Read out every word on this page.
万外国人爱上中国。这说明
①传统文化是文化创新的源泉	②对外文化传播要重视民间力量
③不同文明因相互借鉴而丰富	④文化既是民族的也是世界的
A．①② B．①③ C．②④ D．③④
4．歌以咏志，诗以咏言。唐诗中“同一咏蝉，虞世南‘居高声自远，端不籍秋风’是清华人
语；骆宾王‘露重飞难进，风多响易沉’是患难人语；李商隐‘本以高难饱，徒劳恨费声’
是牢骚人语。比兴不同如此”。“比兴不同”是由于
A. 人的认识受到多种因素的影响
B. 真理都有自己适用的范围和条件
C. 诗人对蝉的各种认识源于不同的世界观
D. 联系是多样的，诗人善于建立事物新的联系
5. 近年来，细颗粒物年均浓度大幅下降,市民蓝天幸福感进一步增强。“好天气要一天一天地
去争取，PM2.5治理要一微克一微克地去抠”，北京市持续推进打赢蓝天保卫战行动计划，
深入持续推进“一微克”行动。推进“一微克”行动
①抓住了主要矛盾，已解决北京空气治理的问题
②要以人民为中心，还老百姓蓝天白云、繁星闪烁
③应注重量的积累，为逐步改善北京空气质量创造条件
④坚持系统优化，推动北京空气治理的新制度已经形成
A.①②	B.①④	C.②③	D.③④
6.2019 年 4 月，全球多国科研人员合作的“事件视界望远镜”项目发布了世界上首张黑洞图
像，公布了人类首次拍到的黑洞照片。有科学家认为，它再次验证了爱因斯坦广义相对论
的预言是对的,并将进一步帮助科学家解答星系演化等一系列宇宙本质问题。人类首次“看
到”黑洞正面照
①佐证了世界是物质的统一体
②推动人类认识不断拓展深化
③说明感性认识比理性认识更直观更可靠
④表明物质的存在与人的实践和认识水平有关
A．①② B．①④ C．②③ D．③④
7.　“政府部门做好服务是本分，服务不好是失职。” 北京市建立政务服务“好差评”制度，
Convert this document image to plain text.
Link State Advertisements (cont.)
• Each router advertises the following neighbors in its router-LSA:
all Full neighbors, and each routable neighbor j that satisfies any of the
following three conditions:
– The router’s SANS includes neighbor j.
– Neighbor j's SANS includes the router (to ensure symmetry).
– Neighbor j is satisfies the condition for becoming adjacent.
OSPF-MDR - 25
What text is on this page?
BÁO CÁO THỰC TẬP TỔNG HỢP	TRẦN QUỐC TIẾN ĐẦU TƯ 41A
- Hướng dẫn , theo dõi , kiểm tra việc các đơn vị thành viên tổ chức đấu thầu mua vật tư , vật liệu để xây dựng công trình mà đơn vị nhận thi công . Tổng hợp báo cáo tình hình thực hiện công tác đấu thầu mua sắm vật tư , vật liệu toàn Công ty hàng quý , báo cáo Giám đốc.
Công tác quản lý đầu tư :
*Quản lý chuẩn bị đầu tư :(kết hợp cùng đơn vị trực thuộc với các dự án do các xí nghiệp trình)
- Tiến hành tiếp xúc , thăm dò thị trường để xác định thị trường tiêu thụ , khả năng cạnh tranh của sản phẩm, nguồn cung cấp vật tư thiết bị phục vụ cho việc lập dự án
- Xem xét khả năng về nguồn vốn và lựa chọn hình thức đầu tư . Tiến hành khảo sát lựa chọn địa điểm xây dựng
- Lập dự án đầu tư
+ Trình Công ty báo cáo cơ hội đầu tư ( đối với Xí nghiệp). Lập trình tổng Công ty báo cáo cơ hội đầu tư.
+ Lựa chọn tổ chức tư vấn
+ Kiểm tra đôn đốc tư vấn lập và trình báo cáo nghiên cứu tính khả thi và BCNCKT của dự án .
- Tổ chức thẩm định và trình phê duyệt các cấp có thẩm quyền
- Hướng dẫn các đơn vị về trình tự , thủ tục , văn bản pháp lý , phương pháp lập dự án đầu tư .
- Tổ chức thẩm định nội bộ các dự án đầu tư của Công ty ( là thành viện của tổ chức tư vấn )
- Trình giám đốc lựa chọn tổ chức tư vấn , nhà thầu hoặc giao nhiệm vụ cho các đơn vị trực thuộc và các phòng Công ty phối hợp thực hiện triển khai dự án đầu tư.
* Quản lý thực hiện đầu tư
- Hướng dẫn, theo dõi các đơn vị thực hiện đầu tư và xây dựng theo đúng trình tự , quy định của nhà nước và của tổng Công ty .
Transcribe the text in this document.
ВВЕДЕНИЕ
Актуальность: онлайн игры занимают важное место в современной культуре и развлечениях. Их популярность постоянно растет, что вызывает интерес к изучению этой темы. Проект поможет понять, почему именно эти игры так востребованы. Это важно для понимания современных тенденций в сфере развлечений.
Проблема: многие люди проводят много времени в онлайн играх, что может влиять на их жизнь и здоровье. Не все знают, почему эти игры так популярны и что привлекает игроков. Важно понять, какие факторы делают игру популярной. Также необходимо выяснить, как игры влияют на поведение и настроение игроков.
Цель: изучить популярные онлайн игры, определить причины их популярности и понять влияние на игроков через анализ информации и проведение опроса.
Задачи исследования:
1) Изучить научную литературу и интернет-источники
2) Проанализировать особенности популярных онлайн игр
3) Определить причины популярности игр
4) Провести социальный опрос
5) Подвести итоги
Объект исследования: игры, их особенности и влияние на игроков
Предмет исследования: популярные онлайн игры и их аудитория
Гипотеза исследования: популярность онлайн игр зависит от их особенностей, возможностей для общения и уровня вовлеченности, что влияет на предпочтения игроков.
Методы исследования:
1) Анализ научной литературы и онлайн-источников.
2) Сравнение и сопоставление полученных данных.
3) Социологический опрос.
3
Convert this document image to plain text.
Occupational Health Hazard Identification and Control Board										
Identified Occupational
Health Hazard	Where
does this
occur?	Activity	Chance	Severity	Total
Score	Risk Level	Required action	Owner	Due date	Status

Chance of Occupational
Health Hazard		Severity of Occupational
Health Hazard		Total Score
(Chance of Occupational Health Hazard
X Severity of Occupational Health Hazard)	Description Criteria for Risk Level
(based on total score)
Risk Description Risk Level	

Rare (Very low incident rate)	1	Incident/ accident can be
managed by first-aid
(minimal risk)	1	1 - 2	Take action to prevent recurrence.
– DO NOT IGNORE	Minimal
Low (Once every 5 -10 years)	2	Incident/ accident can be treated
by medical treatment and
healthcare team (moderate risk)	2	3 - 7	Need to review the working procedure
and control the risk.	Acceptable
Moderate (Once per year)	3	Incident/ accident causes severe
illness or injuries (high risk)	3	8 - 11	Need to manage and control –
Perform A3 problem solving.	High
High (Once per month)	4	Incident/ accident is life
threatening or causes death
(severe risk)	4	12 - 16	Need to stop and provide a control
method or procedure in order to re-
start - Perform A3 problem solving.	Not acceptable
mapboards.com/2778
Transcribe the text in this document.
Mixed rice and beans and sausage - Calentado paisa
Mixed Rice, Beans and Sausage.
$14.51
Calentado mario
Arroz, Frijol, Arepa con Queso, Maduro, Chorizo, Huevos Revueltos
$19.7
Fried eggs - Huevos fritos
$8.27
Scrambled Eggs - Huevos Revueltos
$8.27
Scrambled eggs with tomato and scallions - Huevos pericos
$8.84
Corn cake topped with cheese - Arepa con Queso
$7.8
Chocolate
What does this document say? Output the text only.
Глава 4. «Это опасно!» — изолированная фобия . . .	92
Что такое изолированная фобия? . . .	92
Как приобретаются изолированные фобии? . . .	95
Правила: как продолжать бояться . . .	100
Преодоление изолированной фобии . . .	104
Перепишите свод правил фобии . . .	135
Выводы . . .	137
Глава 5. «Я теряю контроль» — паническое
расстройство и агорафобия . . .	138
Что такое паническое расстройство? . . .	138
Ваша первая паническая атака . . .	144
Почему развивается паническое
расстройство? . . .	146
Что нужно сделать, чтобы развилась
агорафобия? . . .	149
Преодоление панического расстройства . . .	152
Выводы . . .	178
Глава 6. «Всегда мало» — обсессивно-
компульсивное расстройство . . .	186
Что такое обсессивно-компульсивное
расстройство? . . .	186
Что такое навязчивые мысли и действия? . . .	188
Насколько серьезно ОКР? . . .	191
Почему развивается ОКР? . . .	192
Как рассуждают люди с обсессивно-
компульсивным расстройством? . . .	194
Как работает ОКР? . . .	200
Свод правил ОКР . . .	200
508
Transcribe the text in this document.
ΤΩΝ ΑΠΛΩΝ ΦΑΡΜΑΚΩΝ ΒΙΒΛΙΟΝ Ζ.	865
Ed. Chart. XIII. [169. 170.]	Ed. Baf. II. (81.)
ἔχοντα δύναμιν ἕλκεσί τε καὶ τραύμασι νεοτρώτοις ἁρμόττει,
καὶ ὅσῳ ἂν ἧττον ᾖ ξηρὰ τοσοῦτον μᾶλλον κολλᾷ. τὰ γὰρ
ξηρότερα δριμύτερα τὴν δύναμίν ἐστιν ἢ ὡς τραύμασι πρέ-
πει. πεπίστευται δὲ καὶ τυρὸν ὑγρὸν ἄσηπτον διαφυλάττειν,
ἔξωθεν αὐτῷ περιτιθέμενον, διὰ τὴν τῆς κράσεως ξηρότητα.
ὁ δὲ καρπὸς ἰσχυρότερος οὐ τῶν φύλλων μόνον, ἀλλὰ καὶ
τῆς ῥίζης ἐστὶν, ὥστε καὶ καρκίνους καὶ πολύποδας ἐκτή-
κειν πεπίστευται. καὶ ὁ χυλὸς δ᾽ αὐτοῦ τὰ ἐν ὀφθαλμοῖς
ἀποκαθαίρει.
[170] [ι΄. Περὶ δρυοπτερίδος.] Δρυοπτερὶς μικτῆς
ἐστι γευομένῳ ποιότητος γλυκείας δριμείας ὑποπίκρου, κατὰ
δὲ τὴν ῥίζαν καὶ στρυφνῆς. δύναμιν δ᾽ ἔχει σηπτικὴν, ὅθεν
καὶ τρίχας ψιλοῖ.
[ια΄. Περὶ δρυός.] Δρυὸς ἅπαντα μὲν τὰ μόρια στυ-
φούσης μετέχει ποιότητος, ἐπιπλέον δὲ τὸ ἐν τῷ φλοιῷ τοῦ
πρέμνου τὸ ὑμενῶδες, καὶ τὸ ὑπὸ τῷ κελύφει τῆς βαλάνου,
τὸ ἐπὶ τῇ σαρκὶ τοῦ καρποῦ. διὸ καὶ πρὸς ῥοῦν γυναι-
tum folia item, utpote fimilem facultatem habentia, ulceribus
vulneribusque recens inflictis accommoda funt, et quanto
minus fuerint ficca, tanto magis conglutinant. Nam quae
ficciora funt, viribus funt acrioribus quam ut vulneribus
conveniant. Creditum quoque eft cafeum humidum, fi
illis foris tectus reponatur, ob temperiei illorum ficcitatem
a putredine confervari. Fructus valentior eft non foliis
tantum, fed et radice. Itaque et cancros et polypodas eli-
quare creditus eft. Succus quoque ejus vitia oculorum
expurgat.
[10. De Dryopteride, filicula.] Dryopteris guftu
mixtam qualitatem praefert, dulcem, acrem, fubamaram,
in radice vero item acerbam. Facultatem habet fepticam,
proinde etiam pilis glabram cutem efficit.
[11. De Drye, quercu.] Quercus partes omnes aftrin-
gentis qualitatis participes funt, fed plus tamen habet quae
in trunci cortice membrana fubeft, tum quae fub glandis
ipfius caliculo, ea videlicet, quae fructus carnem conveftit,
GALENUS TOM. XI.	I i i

* * *

→ **TASK TO COMPLETE**: Pull out each line of the records holding the string "nguồn".

→ **OUTPUT FOR THIS TASK**:
- Tiến hành tiếp xúc , thăm dò thị trường để xác định thị trường tiêu thụ , khả năng cạnh tranh của sản phẩm, nguồn cung cấp vật tư thiết bị phục vụ cho việc lập dự án
- Xem xét khả năng về nguồn vốn và lựa chọn hình thức đầu tư . Tiến hành khảo sát lựa chọn địa điểm xây dựng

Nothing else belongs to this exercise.